• **YOUR GOAL**
Print every entry exactly as written.

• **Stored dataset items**
◆ ◆ ◆
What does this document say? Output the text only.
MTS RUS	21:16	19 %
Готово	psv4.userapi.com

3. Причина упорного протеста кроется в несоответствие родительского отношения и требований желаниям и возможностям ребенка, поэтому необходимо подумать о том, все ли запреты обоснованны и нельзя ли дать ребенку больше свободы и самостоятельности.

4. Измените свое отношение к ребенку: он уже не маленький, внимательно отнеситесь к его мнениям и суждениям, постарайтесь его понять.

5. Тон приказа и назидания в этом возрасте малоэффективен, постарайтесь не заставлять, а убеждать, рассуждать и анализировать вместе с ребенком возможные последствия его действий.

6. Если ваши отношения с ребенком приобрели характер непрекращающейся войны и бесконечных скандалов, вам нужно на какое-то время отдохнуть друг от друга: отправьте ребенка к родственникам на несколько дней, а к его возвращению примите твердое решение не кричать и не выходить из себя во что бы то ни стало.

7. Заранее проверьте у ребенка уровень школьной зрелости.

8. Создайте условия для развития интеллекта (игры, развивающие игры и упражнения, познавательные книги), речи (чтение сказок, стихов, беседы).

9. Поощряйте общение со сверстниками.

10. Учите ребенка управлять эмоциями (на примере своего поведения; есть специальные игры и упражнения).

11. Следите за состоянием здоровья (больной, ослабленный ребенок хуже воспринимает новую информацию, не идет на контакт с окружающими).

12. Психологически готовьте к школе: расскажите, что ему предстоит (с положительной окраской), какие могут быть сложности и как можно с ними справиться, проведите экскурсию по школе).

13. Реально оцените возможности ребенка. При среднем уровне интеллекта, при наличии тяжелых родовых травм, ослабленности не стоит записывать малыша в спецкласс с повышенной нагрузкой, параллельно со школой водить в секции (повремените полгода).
◆ ◆ ◆
• **REPLY**
What does this document say? Output the text only.
MTS RUS	21:16	19 %
Готово	psv4.userapi.com

3. Причина упорного протеста кроется в несоответствие родительского отношения и требований желаниям и возможностям ребенка, поэтому необходимо подумать о том, все ли запреты обоснованны и нельзя ли дать ребенку больше свободы и самостоятельности.

4. Измените свое отношение к ребенку: он уже не маленький, внимательно отнеситесь к его мнениям и суждениям, постарайтесь его понять.

5. Тон приказа и назидания в этом возрасте малоэффективен, постарайтесь не заставлять, а убеждать, рассуждать и анализировать вместе с ребенком возможные последствия его действий.

6. Если ваши отношения с ребенком приобрели характер непрекращающейся войны и бесконечных скандалов, вам нужно на какое-то время отдохнуть друг от друга: отправьте ребенка к родственникам на несколько дней, а к его возвращению примите твердое решение не кричать и не выходить из себя во что бы то ни стало.

7. Заранее проверьте у ребенка уровень школьной зрелости.

8. Создайте условия для развития интеллекта (игры, развивающие игры и упражнения, познавательные книги), речи (чтение сказок, стихов, беседы).

9. Поощряйте общение со сверстниками.

10. Учите ребенка управлять эмоциями (на примере своего поведения; есть специальные игры и упражнения).

11. Следите за состоянием здоровья (больной, ослабленный ребенок хуже воспринимает новую информацию, не идет на контакт с окружающими).

12. Психологически готовьте к школе: расскажите, что ему предстоит (с положительной окраской), какие могут быть сложности и как можно с ними справиться, проведите экскурсию по школе).

13. Реально оцените возможности ребенка. При среднем уровне интеллекта, при наличии тяжелых родовых травм, ослабленности не стоит записывать малыша в спецкласс с повышенной нагрузкой, параллельно со школой водить в секции (повремените полгода).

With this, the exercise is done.